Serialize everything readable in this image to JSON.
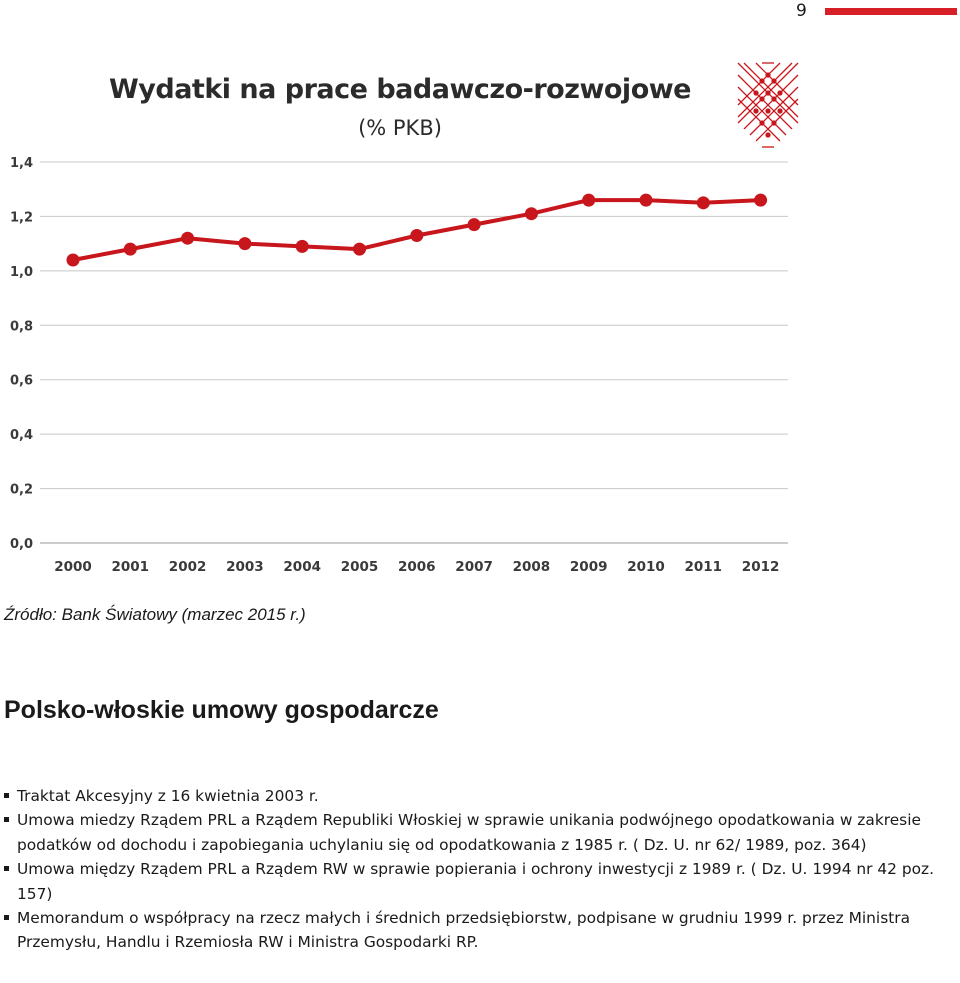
{
  "page": {
    "number": "9"
  },
  "chart_data": {
    "type": "line",
    "title": "Wydatki na prace badawczo-rozwojowe",
    "subtitle": "(% PKB)",
    "xlabel": "",
    "ylabel": "",
    "categories": [
      "2000",
      "2001",
      "2002",
      "2003",
      "2004",
      "2005",
      "2006",
      "2007",
      "2008",
      "2009",
      "2010",
      "2011",
      "2012"
    ],
    "series": [
      {
        "values": [
          1.04,
          1.08,
          1.12,
          1.1,
          1.09,
          1.08,
          1.13,
          1.17,
          1.21,
          1.26,
          1.26,
          1.25,
          1.26
        ]
      }
    ],
    "ylim": [
      0,
      1.4
    ],
    "yticks": [
      "0,0",
      "0,2",
      "0,4",
      "0,6",
      "0,8",
      "1,0",
      "1,2",
      "1,4"
    ],
    "grid": true,
    "line_color": "#c8161d",
    "grid_color": "#c8c8c8"
  },
  "colors": {
    "accent": "#d61f26",
    "logo": "#c8161d"
  },
  "logo": {
    "icon": "lattice-logo-icon"
  },
  "source_text": "Źródło: Bank Światowy (marzec 2015 r.)",
  "section": {
    "heading": "Polsko-włoskie umowy gospodarcze",
    "items": [
      "Traktat Akcesyjny z 16 kwietnia 2003 r.",
      "Umowa miedzy Rządem PRL a Rządem Republiki Włoskiej w sprawie unikania podwójnego opodatkowania w zakresie podatków od dochodu i zapobiegania uchylaniu się od opodatkowania z 1985 r. ( Dz. U. nr 62/ 1989, poz. 364)",
      "Umowa między Rządem PRL a Rządem RW w sprawie popierania i ochrony inwestycji z 1989 r. ( Dz. U. 1994 nr 42 poz. 157)",
      "Memorandum o współpracy na rzecz małych i średnich przedsiębiorstw, podpisane w grudniu 1999 r. przez Ministra Przemysłu, Handlu i Rzemiosła RW i Ministra Gospodarki RP."
    ]
  }
}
——————————
WHAT IS NEEDED:
Reproduce each entry precisely. Leave the pictures out.

SOLUTION TO THIS PROBLEM:
Serialize everything readable in this image to JSON.
{
  "page": {
    "number": "9"
  },
  "chart_data": {
    "type": "line",
    "title": "Wydatki na prace badawczo-rozwojowe",
    "subtitle": "(% PKB)",
    "xlabel": "",
    "ylabel": "",
    "categories": [
      "2000",
      "2001",
      "2002",
      "2003",
      "2004",
      "2005",
      "2006",
      "2007",
      "2008",
      "2009",
      "2010",
      "2011",
      "2012"
    ],
    "series": [
      {
        "values": [
          1.04,
          1.08,
          1.12,
          1.1,
          1.09,
          1.08,
          1.13,
          1.17,
          1.21,
          1.26,
          1.26,
          1.25,
          1.26
        ]
      }
    ],
    "ylim": [
      0,
      1.4
    ],
    "yticks": [
      "0,0",
      "0,2",
      "0,4",
      "0,6",
      "0,8",
      "1,0",
      "1,2",
      "1,4"
    ],
    "grid": true,
    "line_color": "#c8161d",
    "grid_color": "#c8c8c8"
  },
  "colors": {
    "accent": "#d61f26",
    "logo": "#c8161d"
  },
  "logo": {
    "icon": "lattice-logo-icon"
  },
  "source_text": "Źródło: Bank Światowy (marzec 2015 r.)",
  "section": {
    "heading": "Polsko-włoskie umowy gospodarcze",
    "items": [
      "Traktat Akcesyjny z 16 kwietnia 2003 r.",
      "Umowa miedzy Rządem PRL a Rządem Republiki Włoskiej w sprawie unikania podwójnego opodatkowania w zakresie podatków od dochodu i zapobiegania uchylaniu się od opodatkowania z 1985 r. ( Dz. U. nr 62/ 1989, poz. 364)",
      "Umowa między Rządem PRL a Rządem RW w sprawie popierania i ochrony inwestycji z 1989 r. ( Dz. U. 1994 nr 42 poz. 157)",
      "Memorandum o współpracy na rzecz małych i średnich przedsiębiorstw, podpisane w grudniu 1999 r. przez Ministra Przemysłu, Handlu i Rzemiosła RW i Ministra Gospodarki RP."
    ]
  }
}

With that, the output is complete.